OBJECTIVE: Reproduce the data below with every "divider" swapped for "separator" and everything else unchanged, leaving out the pictures.

DATA FOR THIS TASK:
= = = = = = =
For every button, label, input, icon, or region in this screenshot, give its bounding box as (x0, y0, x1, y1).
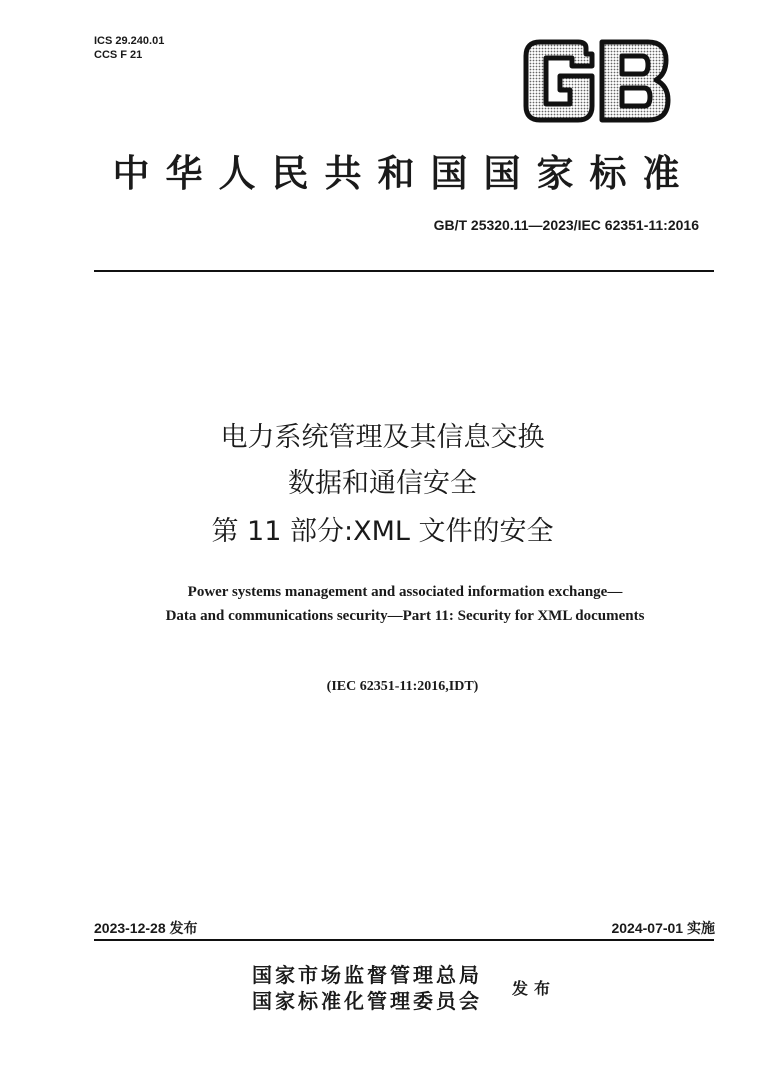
gb-logo (520, 38, 672, 124)
adoption-note: (IEC 62351-11:2016,IDT) (326, 679, 479, 694)
header-divider (94, 270, 714, 272)
title-cn-line1: 电力系统管理及其信息交换 (220, 422, 545, 453)
footer-divider (94, 939, 714, 941)
ics-code: ICS 29.240.01 (94, 35, 165, 47)
issuer-samr: 国家市场监督管理总局 (252, 963, 482, 987)
ccs-code: CCS F 21 (94, 49, 143, 61)
title-en-line1: Power systems management and associated information exchange— (187, 584, 623, 600)
national-standard-title: 中华人民共和国国家标准 (112, 151, 696, 195)
title-cn-line3: 第 11 部分:XML 文件的安全 (211, 516, 554, 547)
title-cn-line2: 数据和通信安全 (288, 468, 477, 499)
implement-date: 2024-07-01 实施 (611, 920, 715, 936)
classification-codes (94, 34, 164, 62)
issuer-sac: 国家标准化管理委员会 (252, 989, 482, 1013)
title-en-line2: Data and communications security—Part 11: Security for XML documents (165, 608, 645, 624)
standard-code: GB/T 25320.11—2023/IEC 62351-11:2016 (433, 217, 699, 233)
publish-label: 发布 (512, 979, 557, 998)
issue-date: 2023-12-28 发布 (94, 920, 198, 936)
= = = = = = =
FULL ANSWER:
For every button, label, input, icon, or region in this screenshot, give its bounding box as (x0, y0, x1, y1).
gb-logo (520, 38, 672, 124)
adoption-note: (IEC 62351-11:2016,IDT) (326, 679, 479, 694)
header-separator (94, 270, 714, 272)
title-cn-line1: 电力系统管理及其信息交换 (220, 422, 545, 453)
footer-separator (94, 939, 714, 941)
ics-code: ICS 29.240.01 (94, 35, 165, 47)
issuer-samr: 国家市场监督管理总局 (252, 963, 482, 987)
ccs-code: CCS F 21 (94, 49, 143, 61)
title-en-line1: Power systems management and associated information exchange— (187, 584, 623, 600)
national-standard-title: 中华人民共和国国家标准 (112, 151, 696, 195)
title-cn-line3: 第 11 部分:XML 文件的安全 (211, 516, 554, 547)
title-cn-line2: 数据和通信安全 (288, 468, 477, 499)
implement-date: 2024-07-01 实施 (611, 920, 715, 936)
classification-codes (94, 34, 164, 62)
issuer-sac: 国家标准化管理委员会 (252, 989, 482, 1013)
title-en-line2: Data and communications security—Part 11: Security for XML documents (165, 608, 645, 624)
standard-code: GB/T 25320.11—2023/IEC 62351-11:2016 (433, 217, 699, 233)
publish-label: 发布 (512, 979, 557, 998)
issue-date: 2023-12-28 发布 (94, 920, 198, 936)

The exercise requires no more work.